## Given records

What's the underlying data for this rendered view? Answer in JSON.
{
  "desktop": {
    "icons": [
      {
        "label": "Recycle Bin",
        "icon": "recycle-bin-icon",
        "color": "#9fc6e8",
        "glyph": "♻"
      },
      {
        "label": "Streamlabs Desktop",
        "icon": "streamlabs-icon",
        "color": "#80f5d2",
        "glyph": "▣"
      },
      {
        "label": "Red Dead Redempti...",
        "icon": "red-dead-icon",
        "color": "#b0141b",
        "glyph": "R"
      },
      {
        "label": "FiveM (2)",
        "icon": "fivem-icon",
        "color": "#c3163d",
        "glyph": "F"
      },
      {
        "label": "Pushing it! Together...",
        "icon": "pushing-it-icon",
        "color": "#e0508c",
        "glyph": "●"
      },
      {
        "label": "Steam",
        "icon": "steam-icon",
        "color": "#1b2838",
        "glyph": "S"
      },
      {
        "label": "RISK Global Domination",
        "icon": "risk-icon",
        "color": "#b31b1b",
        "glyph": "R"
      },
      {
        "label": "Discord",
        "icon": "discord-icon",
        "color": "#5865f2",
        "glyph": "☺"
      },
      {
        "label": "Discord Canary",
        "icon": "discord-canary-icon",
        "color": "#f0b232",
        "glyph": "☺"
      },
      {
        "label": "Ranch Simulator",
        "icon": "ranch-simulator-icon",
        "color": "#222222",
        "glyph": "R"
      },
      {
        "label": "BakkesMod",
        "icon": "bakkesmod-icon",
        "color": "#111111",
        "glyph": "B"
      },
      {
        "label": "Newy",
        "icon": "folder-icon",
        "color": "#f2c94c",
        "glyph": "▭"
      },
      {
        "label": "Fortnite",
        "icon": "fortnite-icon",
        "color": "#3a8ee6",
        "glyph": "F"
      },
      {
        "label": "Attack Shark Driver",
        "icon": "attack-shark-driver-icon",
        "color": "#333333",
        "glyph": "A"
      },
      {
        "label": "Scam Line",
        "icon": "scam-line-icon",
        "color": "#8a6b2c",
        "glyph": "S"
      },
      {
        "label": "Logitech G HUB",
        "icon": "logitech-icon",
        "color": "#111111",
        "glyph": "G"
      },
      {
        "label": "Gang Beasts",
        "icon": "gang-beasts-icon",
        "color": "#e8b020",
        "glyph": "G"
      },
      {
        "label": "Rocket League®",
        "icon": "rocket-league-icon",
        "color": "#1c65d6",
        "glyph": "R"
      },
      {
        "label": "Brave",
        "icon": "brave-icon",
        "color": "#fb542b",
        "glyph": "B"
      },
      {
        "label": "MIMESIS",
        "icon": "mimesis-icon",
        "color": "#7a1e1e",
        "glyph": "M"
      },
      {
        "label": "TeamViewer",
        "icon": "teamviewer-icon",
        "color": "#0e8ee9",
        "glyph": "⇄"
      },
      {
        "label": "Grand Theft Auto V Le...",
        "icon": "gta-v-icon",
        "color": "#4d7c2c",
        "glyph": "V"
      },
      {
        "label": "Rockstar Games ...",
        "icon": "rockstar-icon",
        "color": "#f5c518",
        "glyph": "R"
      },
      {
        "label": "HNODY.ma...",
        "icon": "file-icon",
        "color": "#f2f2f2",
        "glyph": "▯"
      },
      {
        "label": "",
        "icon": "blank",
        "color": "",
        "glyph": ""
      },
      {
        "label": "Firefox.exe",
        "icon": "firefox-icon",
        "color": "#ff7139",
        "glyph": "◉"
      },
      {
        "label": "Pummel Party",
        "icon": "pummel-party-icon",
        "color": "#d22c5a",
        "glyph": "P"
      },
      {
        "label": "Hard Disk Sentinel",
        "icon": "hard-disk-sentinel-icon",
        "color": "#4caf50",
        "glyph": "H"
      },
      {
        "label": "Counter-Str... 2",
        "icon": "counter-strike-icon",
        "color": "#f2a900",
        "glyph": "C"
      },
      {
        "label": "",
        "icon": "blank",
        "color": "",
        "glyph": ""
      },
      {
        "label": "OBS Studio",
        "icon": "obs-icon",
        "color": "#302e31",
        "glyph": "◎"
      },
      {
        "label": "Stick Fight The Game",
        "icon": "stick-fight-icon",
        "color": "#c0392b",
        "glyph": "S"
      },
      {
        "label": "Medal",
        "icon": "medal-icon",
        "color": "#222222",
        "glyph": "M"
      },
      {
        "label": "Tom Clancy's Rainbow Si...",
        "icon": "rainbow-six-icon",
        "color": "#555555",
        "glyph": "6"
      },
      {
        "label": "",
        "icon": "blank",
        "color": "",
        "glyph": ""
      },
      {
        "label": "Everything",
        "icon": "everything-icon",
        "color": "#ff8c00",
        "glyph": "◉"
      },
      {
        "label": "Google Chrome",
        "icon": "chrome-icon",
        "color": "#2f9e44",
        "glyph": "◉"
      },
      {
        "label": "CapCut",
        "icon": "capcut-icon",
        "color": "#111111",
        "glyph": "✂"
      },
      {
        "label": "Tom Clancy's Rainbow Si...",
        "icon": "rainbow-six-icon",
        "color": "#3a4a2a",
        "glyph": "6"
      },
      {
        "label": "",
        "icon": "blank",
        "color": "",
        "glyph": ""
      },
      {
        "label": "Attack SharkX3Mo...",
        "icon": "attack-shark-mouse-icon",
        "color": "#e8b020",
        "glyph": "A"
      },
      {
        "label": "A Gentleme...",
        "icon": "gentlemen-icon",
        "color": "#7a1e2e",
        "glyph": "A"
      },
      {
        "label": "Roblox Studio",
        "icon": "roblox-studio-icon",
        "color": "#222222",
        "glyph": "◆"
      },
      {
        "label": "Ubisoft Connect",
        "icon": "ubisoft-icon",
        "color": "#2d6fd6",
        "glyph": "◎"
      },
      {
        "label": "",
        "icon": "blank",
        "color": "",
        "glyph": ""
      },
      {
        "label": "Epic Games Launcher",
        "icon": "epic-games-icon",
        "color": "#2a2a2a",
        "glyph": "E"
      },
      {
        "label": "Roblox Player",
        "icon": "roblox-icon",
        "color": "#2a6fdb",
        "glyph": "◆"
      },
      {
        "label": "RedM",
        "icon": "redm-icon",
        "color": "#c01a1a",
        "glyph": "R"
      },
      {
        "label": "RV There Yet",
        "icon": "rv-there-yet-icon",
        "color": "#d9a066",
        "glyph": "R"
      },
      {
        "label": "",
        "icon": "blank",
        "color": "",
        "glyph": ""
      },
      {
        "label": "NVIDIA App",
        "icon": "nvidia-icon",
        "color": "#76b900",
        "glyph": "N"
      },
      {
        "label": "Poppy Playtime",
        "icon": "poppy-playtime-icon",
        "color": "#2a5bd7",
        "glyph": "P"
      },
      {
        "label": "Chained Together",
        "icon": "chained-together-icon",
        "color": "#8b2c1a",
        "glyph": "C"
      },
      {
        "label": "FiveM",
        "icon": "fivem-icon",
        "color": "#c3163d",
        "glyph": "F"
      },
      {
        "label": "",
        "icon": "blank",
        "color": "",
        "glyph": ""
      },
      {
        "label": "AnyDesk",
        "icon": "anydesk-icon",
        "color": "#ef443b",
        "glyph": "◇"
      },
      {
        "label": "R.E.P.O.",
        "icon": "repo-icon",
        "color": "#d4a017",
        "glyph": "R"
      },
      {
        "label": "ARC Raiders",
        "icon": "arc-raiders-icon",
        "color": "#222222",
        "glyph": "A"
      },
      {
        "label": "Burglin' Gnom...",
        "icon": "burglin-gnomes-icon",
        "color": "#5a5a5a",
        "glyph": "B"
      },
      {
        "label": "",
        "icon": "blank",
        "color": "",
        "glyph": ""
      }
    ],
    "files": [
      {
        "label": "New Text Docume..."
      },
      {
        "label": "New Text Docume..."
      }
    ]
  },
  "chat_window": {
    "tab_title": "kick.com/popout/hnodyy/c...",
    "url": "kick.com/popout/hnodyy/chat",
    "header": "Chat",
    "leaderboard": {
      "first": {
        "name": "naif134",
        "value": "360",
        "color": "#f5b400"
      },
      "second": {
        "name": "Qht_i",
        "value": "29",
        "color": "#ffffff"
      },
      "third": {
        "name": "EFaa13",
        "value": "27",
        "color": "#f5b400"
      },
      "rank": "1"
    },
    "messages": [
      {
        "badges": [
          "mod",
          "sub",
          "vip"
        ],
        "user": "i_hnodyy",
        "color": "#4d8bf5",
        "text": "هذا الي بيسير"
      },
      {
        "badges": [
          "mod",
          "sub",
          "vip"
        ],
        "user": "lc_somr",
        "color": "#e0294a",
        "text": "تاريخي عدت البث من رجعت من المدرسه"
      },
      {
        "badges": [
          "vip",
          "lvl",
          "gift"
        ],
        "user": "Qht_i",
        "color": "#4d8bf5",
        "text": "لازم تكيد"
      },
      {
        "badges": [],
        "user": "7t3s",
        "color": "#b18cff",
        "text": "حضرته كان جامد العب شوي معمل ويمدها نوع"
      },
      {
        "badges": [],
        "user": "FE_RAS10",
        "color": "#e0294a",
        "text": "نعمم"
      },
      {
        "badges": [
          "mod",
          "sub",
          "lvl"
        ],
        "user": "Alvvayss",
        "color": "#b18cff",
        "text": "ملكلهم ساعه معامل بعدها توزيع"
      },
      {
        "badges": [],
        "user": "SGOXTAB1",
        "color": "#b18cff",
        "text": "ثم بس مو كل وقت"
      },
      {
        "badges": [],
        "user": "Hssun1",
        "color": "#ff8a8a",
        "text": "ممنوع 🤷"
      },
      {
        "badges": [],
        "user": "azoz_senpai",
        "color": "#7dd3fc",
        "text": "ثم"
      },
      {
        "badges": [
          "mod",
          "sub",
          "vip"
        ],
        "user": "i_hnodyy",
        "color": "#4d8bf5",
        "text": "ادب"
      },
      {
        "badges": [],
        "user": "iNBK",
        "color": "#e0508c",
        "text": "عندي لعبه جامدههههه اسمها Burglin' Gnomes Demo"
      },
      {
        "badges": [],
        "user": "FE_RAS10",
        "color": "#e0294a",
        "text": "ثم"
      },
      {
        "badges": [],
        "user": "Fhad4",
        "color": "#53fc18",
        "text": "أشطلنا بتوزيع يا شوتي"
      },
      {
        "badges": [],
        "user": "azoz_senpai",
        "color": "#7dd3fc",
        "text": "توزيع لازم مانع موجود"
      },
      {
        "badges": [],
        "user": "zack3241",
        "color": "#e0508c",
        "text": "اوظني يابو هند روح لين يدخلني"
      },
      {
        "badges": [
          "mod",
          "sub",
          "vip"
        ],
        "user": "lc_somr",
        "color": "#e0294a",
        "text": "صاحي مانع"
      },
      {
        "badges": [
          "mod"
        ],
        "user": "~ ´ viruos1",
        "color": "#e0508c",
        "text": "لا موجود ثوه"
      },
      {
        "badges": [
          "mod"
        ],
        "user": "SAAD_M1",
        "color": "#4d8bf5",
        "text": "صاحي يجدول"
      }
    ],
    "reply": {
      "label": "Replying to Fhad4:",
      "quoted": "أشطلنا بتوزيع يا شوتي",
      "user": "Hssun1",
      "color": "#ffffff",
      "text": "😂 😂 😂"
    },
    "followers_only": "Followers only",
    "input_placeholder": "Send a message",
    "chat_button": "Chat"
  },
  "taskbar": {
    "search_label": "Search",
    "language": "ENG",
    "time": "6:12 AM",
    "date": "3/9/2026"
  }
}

## What you have to do
Search the lines above for the string "أشطلنا", then show every one that has it.

## Response for this exercise
        "text": "أشطلنا بتوزيع يا شوتي"
      "quoted": "أشطلنا بتوزيع يا شوتي",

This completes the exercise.